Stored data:
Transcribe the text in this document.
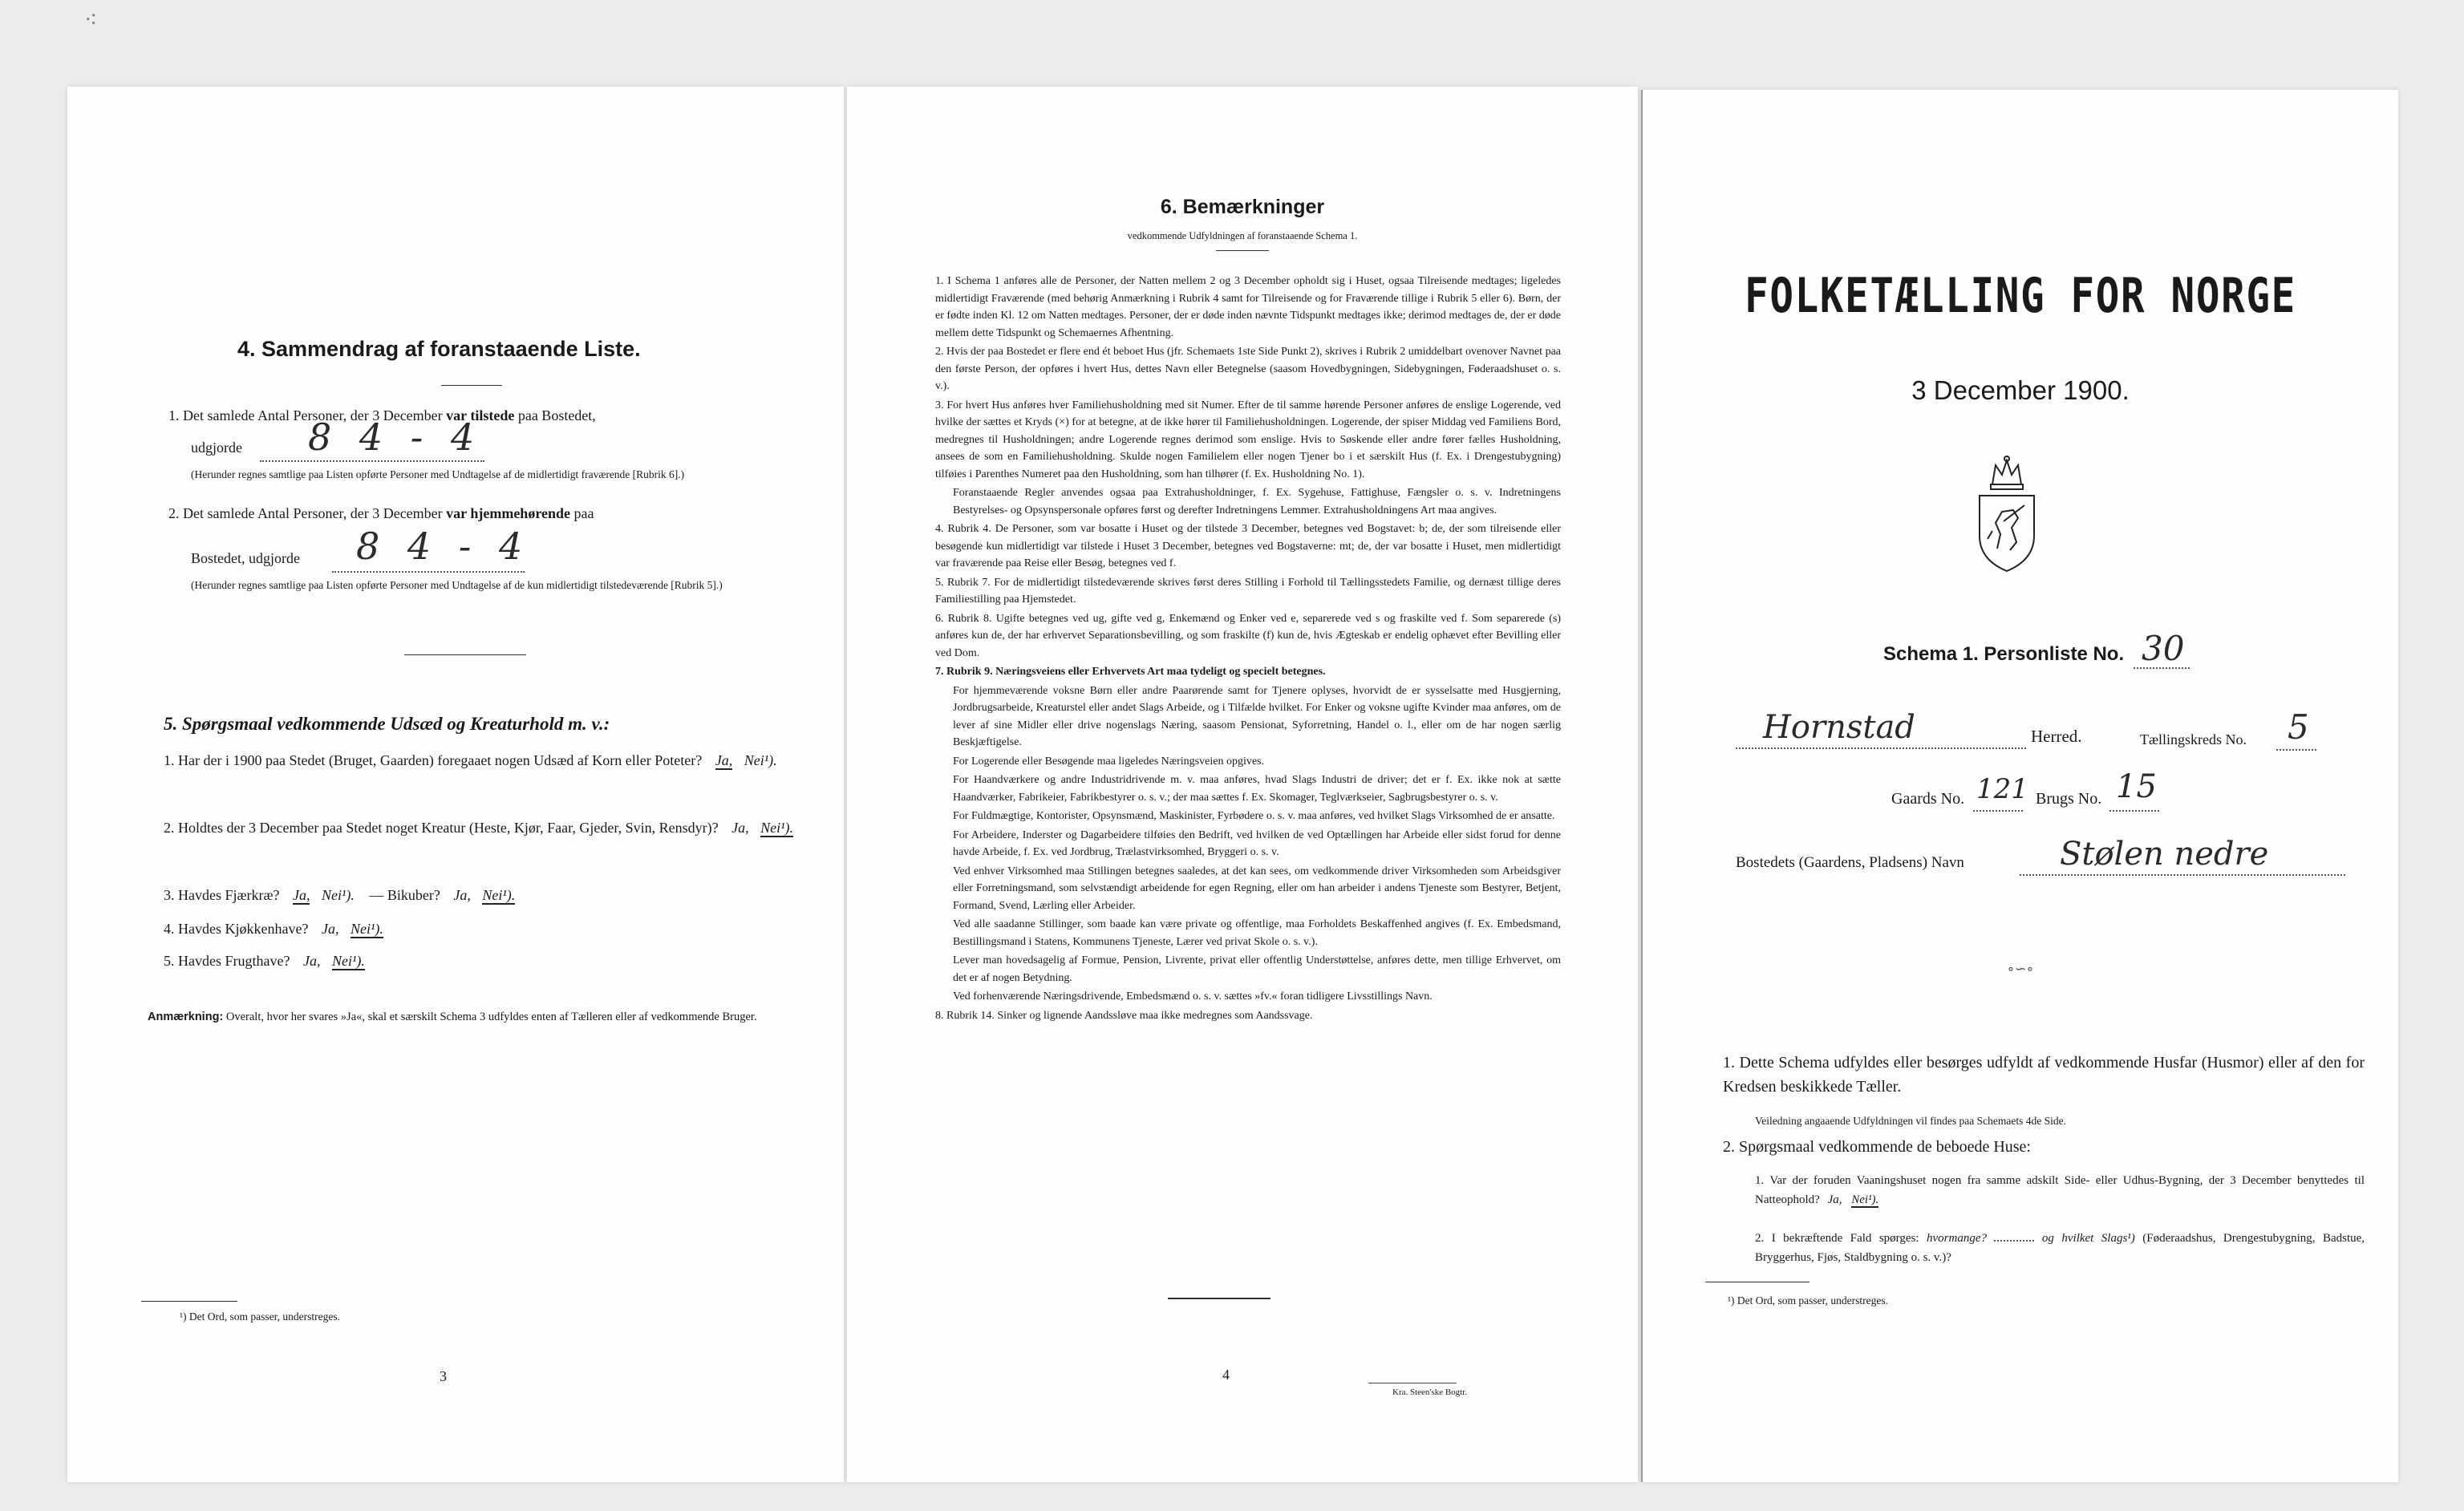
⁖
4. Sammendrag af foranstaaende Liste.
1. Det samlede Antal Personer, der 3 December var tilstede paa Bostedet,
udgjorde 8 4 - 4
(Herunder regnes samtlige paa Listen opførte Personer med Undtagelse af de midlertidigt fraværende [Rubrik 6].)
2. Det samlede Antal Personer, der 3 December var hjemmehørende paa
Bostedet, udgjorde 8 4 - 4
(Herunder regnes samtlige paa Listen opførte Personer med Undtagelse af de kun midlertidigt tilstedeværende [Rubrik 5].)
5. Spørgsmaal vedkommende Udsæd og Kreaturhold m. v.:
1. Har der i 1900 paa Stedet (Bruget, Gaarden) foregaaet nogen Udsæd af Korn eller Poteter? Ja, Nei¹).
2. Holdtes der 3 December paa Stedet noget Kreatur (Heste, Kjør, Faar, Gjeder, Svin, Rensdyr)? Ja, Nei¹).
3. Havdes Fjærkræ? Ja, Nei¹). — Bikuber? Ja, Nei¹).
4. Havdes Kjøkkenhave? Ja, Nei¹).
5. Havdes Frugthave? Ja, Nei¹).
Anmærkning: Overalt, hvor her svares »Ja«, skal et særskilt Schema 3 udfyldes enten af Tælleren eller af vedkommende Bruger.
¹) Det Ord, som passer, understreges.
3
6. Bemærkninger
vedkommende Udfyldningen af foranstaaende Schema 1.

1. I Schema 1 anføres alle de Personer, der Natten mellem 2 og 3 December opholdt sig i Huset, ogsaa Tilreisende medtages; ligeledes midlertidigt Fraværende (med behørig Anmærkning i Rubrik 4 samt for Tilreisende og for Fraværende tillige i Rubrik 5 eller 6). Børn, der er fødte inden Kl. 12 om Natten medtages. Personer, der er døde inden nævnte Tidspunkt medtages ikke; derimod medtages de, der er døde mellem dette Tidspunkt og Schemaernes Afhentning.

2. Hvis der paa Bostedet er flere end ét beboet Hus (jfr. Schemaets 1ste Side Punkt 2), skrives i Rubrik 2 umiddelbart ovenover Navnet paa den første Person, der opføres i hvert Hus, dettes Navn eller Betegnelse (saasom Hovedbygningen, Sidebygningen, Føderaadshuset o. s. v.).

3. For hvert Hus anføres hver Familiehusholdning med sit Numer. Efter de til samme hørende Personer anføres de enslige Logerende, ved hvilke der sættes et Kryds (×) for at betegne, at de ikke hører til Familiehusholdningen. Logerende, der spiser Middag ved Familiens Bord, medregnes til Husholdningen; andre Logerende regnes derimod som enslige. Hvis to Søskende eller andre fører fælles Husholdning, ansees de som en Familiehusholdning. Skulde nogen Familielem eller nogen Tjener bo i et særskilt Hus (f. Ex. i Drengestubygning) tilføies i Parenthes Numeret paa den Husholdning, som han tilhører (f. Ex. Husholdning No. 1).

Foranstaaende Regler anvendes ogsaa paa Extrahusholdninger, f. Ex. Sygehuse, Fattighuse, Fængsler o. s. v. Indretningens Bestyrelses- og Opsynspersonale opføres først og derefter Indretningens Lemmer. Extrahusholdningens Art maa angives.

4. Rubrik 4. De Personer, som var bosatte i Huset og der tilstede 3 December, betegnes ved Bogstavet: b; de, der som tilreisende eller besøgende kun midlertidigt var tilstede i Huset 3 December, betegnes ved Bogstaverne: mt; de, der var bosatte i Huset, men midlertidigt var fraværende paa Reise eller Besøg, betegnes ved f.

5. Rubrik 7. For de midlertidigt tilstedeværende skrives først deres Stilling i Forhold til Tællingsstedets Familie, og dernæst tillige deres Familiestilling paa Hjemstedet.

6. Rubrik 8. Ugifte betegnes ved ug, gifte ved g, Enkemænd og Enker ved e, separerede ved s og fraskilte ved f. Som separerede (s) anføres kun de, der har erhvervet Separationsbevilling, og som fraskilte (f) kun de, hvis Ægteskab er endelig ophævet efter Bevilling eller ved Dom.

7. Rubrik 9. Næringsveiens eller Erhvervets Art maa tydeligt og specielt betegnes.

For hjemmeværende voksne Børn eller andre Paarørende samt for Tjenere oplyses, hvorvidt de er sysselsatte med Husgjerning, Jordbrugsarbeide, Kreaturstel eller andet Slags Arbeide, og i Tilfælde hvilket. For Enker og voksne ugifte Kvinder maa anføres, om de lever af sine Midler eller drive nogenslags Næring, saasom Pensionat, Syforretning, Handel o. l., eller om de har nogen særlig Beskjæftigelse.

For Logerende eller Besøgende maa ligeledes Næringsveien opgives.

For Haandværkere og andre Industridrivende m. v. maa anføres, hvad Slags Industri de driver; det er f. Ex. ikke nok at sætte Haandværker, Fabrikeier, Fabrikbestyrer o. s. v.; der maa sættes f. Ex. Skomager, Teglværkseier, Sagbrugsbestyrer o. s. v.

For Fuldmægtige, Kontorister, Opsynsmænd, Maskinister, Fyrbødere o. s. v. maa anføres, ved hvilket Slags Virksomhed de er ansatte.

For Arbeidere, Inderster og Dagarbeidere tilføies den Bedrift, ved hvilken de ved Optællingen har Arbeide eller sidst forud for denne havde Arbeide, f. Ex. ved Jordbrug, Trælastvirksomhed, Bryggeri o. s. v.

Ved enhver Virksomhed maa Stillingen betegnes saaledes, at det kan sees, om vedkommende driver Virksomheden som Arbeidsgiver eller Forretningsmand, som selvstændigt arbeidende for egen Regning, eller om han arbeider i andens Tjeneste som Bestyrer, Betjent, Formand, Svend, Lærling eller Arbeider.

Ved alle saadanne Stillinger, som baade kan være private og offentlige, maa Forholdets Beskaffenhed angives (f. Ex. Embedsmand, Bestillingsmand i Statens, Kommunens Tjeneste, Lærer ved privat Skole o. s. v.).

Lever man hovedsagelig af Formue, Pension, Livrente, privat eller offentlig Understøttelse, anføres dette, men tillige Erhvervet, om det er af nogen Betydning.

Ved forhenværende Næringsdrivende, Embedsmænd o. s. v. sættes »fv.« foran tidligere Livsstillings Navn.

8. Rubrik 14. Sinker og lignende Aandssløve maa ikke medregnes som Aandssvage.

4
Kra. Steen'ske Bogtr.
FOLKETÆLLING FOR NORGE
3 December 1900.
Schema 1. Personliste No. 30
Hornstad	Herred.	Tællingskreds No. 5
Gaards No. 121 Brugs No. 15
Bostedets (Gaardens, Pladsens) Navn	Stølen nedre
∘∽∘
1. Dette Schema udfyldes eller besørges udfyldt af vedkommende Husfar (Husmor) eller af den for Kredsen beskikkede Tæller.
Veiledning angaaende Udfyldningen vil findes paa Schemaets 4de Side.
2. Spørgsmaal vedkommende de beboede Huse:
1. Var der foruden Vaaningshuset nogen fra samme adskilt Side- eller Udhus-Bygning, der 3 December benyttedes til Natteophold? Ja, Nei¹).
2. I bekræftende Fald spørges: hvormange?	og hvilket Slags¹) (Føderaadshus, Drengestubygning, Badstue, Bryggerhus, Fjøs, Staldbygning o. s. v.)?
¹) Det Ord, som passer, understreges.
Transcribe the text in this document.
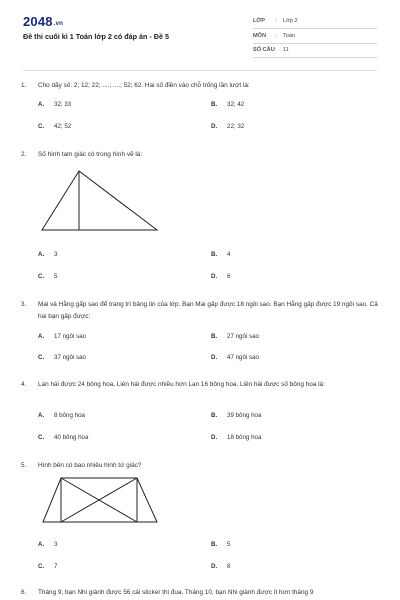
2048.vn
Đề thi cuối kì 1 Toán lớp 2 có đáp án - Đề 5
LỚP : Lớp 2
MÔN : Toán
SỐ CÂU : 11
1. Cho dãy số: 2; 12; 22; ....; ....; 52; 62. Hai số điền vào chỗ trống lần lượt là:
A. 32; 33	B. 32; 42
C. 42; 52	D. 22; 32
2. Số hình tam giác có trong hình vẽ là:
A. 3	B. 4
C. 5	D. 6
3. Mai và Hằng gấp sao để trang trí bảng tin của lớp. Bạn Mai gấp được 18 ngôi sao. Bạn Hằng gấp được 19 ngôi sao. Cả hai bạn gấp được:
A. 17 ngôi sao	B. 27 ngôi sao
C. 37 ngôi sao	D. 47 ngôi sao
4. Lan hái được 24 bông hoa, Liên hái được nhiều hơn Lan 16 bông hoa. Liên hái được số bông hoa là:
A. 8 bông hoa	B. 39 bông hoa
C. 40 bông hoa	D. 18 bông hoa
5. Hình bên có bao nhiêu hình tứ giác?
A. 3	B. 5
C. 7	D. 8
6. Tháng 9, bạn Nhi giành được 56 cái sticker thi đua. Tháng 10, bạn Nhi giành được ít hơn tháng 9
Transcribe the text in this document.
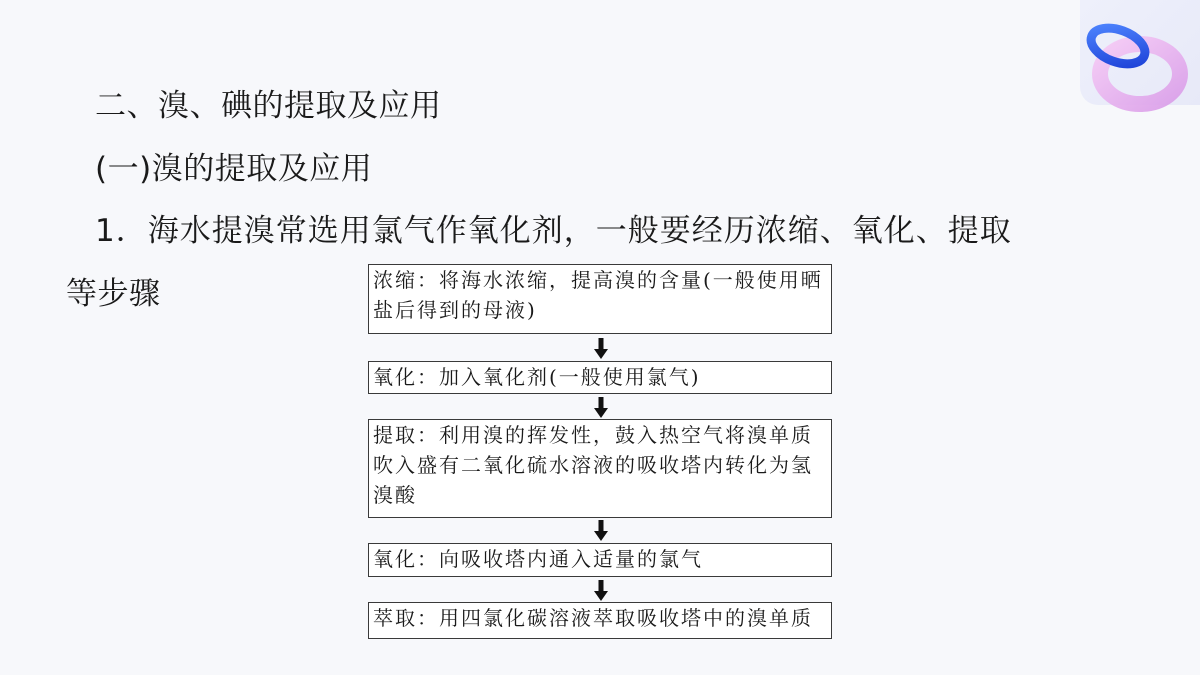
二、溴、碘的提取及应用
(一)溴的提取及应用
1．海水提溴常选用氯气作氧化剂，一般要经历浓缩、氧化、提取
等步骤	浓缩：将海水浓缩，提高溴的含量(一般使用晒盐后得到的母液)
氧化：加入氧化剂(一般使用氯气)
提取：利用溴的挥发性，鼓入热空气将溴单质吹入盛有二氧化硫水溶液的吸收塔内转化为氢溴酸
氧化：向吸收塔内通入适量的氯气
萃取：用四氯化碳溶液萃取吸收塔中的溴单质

SHORT PROBLEM> Using the records above, copy each line that contains "được".

REPLY>
3. Mai và Hằng gấp sao để trang trí bảng tin của lớp. Bạn Mai gấp được 18 ngôi sao. Bạn Hằng gấp được 19 ngôi sao. Cả hai bạn gấp được:
4. Lan hái được 24 bông hoa, Liên hái được nhiều hơn Lan 16 bông hoa. Liên hái được số bông hoa là:
6. Tháng 9, bạn Nhi giành được 56 cái sticker thi đua. Tháng 10, bạn Nhi giành được ít hơn tháng 9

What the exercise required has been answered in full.